[Entries shown]

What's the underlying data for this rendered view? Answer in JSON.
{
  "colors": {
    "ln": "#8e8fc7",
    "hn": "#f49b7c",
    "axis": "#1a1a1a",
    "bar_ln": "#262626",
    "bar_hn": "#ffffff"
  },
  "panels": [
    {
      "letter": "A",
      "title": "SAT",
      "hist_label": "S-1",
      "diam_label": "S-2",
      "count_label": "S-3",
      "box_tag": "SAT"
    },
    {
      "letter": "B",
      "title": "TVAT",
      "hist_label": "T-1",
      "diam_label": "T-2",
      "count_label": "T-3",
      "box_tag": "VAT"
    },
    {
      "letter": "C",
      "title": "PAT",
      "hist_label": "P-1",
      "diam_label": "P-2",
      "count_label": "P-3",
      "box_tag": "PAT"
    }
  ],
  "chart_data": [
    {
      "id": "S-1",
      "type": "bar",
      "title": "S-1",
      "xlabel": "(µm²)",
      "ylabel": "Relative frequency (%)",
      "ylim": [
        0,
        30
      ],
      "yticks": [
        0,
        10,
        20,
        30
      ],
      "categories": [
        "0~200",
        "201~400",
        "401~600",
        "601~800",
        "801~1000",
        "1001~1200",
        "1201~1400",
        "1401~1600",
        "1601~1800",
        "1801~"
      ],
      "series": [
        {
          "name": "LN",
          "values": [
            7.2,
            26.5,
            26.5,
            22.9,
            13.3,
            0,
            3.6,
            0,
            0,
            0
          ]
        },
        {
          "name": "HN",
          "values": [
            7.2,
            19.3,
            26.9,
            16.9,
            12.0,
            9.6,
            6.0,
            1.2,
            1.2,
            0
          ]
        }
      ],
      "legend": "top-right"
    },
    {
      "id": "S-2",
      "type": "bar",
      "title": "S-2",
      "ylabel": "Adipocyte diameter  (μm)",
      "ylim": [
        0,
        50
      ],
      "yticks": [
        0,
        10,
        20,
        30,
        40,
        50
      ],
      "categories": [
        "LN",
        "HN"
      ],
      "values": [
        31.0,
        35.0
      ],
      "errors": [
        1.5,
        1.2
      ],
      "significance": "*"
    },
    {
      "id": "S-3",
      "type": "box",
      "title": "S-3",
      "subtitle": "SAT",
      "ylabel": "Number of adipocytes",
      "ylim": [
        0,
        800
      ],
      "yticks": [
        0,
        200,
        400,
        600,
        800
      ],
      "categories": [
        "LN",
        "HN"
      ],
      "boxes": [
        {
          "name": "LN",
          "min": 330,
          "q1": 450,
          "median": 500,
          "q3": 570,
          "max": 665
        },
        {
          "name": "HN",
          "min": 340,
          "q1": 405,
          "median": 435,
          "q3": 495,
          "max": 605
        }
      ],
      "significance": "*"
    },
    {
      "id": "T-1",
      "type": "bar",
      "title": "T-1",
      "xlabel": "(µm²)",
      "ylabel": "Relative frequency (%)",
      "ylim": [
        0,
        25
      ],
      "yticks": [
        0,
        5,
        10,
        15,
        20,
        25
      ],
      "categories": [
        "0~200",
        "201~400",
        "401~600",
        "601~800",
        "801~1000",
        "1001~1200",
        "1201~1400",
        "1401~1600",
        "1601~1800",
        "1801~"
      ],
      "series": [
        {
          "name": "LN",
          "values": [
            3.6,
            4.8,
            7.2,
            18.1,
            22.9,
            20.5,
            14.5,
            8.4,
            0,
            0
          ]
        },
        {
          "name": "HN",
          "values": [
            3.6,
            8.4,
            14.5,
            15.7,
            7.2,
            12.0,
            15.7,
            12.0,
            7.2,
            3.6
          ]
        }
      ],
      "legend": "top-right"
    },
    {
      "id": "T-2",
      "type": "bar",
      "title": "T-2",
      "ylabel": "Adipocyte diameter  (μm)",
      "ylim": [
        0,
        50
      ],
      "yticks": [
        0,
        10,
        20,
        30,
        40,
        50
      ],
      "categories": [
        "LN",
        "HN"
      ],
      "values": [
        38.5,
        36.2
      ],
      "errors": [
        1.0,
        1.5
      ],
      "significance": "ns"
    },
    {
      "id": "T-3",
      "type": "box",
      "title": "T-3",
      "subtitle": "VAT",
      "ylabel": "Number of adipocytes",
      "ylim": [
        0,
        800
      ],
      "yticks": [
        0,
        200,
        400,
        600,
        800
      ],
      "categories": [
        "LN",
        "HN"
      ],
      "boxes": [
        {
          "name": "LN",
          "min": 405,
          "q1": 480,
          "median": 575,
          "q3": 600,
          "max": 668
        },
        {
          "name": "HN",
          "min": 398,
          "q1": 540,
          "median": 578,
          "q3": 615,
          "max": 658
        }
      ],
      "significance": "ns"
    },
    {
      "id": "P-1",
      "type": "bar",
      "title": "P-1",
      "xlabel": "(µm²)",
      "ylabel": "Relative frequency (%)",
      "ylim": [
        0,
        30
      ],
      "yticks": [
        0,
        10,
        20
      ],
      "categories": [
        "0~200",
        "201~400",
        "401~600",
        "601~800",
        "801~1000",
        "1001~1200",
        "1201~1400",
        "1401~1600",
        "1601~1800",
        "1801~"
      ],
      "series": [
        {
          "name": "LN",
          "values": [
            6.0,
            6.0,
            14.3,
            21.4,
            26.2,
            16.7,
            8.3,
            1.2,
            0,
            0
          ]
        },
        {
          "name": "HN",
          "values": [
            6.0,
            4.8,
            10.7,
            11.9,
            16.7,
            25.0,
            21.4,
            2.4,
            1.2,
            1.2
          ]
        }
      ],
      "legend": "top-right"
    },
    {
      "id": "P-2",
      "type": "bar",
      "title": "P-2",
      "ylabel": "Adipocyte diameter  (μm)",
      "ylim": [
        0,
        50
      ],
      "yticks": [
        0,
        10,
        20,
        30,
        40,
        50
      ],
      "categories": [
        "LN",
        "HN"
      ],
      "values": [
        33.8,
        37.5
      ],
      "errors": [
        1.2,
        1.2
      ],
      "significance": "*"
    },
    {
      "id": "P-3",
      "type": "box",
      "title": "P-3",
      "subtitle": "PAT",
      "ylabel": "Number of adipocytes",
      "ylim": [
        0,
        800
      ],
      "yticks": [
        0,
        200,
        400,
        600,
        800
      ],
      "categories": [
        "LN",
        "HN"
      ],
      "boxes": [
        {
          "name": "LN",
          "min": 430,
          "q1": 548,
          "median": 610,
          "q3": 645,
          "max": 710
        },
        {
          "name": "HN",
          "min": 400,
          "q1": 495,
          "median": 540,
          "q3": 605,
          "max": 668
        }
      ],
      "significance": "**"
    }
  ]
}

[What the task asks]
Reproduce the listing in full. Keep it exactly as written.

[The completed task]
What's the underlying data for this rendered view? Answer in JSON.
{
  "colors": {
    "ln": "#8e8fc7",
    "hn": "#f49b7c",
    "axis": "#1a1a1a",
    "bar_ln": "#262626",
    "bar_hn": "#ffffff"
  },
  "panels": [
    {
      "letter": "A",
      "title": "SAT",
      "hist_label": "S-1",
      "diam_label": "S-2",
      "count_label": "S-3",
      "box_tag": "SAT"
    },
    {
      "letter": "B",
      "title": "TVAT",
      "hist_label": "T-1",
      "diam_label": "T-2",
      "count_label": "T-3",
      "box_tag": "VAT"
    },
    {
      "letter": "C",
      "title": "PAT",
      "hist_label": "P-1",
      "diam_label": "P-2",
      "count_label": "P-3",
      "box_tag": "PAT"
    }
  ],
  "chart_data": [
    {
      "id": "S-1",
      "type": "bar",
      "title": "S-1",
      "xlabel": "(µm²)",
      "ylabel": "Relative frequency (%)",
      "ylim": [
        0,
        30
      ],
      "yticks": [
        0,
        10,
        20,
        30
      ],
      "categories": [
        "0~200",
        "201~400",
        "401~600",
        "601~800",
        "801~1000",
        "1001~1200",
        "1201~1400",
        "1401~1600",
        "1601~1800",
        "1801~"
      ],
      "series": [
        {
          "name": "LN",
          "values": [
            7.2,
            26.5,
            26.5,
            22.9,
            13.3,
            0,
            3.6,
            0,
            0,
            0
          ]
        },
        {
          "name": "HN",
          "values": [
            7.2,
            19.3,
            26.9,
            16.9,
            12.0,
            9.6,
            6.0,
            1.2,
            1.2,
            0
          ]
        }
      ],
      "legend": "top-right"
    },
    {
      "id": "S-2",
      "type": "bar",
      "title": "S-2",
      "ylabel": "Adipocyte diameter  (μm)",
      "ylim": [
        0,
        50
      ],
      "yticks": [
        0,
        10,
        20,
        30,
        40,
        50
      ],
      "categories": [
        "LN",
        "HN"
      ],
      "values": [
        31.0,
        35.0
      ],
      "errors": [
        1.5,
        1.2
      ],
      "significance": "*"
    },
    {
      "id": "S-3",
      "type": "box",
      "title": "S-3",
      "subtitle": "SAT",
      "ylabel": "Number of adipocytes",
      "ylim": [
        0,
        800
      ],
      "yticks": [
        0,
        200,
        400,
        600,
        800
      ],
      "categories": [
        "LN",
        "HN"
      ],
      "boxes": [
        {
          "name": "LN",
          "min": 330,
          "q1": 450,
          "median": 500,
          "q3": 570,
          "max": 665
        },
        {
          "name": "HN",
          "min": 340,
          "q1": 405,
          "median": 435,
          "q3": 495,
          "max": 605
        }
      ],
      "significance": "*"
    },
    {
      "id": "T-1",
      "type": "bar",
      "title": "T-1",
      "xlabel": "(µm²)",
      "ylabel": "Relative frequency (%)",
      "ylim": [
        0,
        25
      ],
      "yticks": [
        0,
        5,
        10,
        15,
        20,
        25
      ],
      "categories": [
        "0~200",
        "201~400",
        "401~600",
        "601~800",
        "801~1000",
        "1001~1200",
        "1201~1400",
        "1401~1600",
        "1601~1800",
        "1801~"
      ],
      "series": [
        {
          "name": "LN",
          "values": [
            3.6,
            4.8,
            7.2,
            18.1,
            22.9,
            20.5,
            14.5,
            8.4,
            0,
            0
          ]
        },
        {
          "name": "HN",
          "values": [
            3.6,
            8.4,
            14.5,
            15.7,
            7.2,
            12.0,
            15.7,
            12.0,
            7.2,
            3.6
          ]
        }
      ],
      "legend": "top-right"
    },
    {
      "id": "T-2",
      "type": "bar",
      "title": "T-2",
      "ylabel": "Adipocyte diameter  (μm)",
      "ylim": [
        0,
        50
      ],
      "yticks": [
        0,
        10,
        20,
        30,
        40,
        50
      ],
      "categories": [
        "LN",
        "HN"
      ],
      "values": [
        38.5,
        36.2
      ],
      "errors": [
        1.0,
        1.5
      ],
      "significance": "ns"
    },
    {
      "id": "T-3",
      "type": "box",
      "title": "T-3",
      "subtitle": "VAT",
      "ylabel": "Number of adipocytes",
      "ylim": [
        0,
        800
      ],
      "yticks": [
        0,
        200,
        400,
        600,
        800
      ],
      "categories": [
        "LN",
        "HN"
      ],
      "boxes": [
        {
          "name": "LN",
          "min": 405,
          "q1": 480,
          "median": 575,
          "q3": 600,
          "max": 668
        },
        {
          "name": "HN",
          "min": 398,
          "q1": 540,
          "median": 578,
          "q3": 615,
          "max": 658
        }
      ],
      "significance": "ns"
    },
    {
      "id": "P-1",
      "type": "bar",
      "title": "P-1",
      "xlabel": "(µm²)",
      "ylabel": "Relative frequency (%)",
      "ylim": [
        0,
        30
      ],
      "yticks": [
        0,
        10,
        20
      ],
      "categories": [
        "0~200",
        "201~400",
        "401~600",
        "601~800",
        "801~1000",
        "1001~1200",
        "1201~1400",
        "1401~1600",
        "1601~1800",
        "1801~"
      ],
      "series": [
        {
          "name": "LN",
          "values": [
            6.0,
            6.0,
            14.3,
            21.4,
            26.2,
            16.7,
            8.3,
            1.2,
            0,
            0
          ]
        },
        {
          "name": "HN",
          "values": [
            6.0,
            4.8,
            10.7,
            11.9,
            16.7,
            25.0,
            21.4,
            2.4,
            1.2,
            1.2
          ]
        }
      ],
      "legend": "top-right"
    },
    {
      "id": "P-2",
      "type": "bar",
      "title": "P-2",
      "ylabel": "Adipocyte diameter  (μm)",
      "ylim": [
        0,
        50
      ],
      "yticks": [
        0,
        10,
        20,
        30,
        40,
        50
      ],
      "categories": [
        "LN",
        "HN"
      ],
      "values": [
        33.8,
        37.5
      ],
      "errors": [
        1.2,
        1.2
      ],
      "significance": "*"
    },
    {
      "id": "P-3",
      "type": "box",
      "title": "P-3",
      "subtitle": "PAT",
      "ylabel": "Number of adipocytes",
      "ylim": [
        0,
        800
      ],
      "yticks": [
        0,
        200,
        400,
        600,
        800
      ],
      "categories": [
        "LN",
        "HN"
      ],
      "boxes": [
        {
          "name": "LN",
          "min": 430,
          "q1": 548,
          "median": 610,
          "q3": 645,
          "max": 710
        },
        {
          "name": "HN",
          "min": 400,
          "q1": 495,
          "median": 540,
          "q3": 605,
          "max": 668
        }
      ],
      "significance": "**"
    }
  ]
}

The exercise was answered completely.